[Dataset records]
☆ ☆ ☆ ☆ ☆ ☆ ☆
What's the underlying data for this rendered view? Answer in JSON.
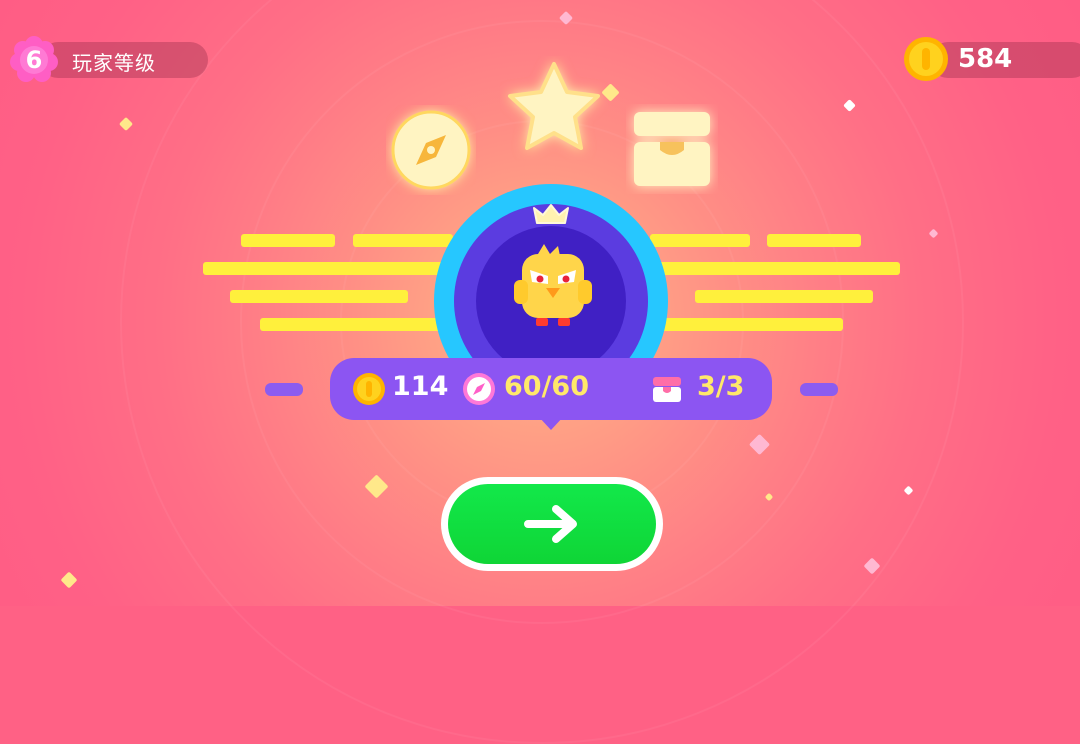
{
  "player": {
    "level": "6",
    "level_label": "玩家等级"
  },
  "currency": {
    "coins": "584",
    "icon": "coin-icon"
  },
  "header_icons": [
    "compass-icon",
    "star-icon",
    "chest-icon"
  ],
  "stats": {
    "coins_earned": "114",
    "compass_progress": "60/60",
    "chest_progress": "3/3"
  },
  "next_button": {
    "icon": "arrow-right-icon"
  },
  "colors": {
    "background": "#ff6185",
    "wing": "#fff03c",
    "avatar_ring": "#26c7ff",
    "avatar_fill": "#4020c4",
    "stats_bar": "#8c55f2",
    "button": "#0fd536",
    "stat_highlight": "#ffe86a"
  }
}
☆ ☆ ☆ ☆ ☆ ☆ ☆
◆ **Instructions for the task**
Copy the records above exactly, omitting every picture.

◆ **Finished task**
What's the underlying data for this rendered view? Answer in JSON.
{
  "player": {
    "level": "6",
    "level_label": "玩家等级"
  },
  "currency": {
    "coins": "584",
    "icon": "coin-icon"
  },
  "header_icons": [
    "compass-icon",
    "star-icon",
    "chest-icon"
  ],
  "stats": {
    "coins_earned": "114",
    "compass_progress": "60/60",
    "chest_progress": "3/3"
  },
  "next_button": {
    "icon": "arrow-right-icon"
  },
  "colors": {
    "background": "#ff6185",
    "wing": "#fff03c",
    "avatar_ring": "#26c7ff",
    "avatar_fill": "#4020c4",
    "stats_bar": "#8c55f2",
    "button": "#0fd536",
    "stat_highlight": "#ffe86a"
  }
}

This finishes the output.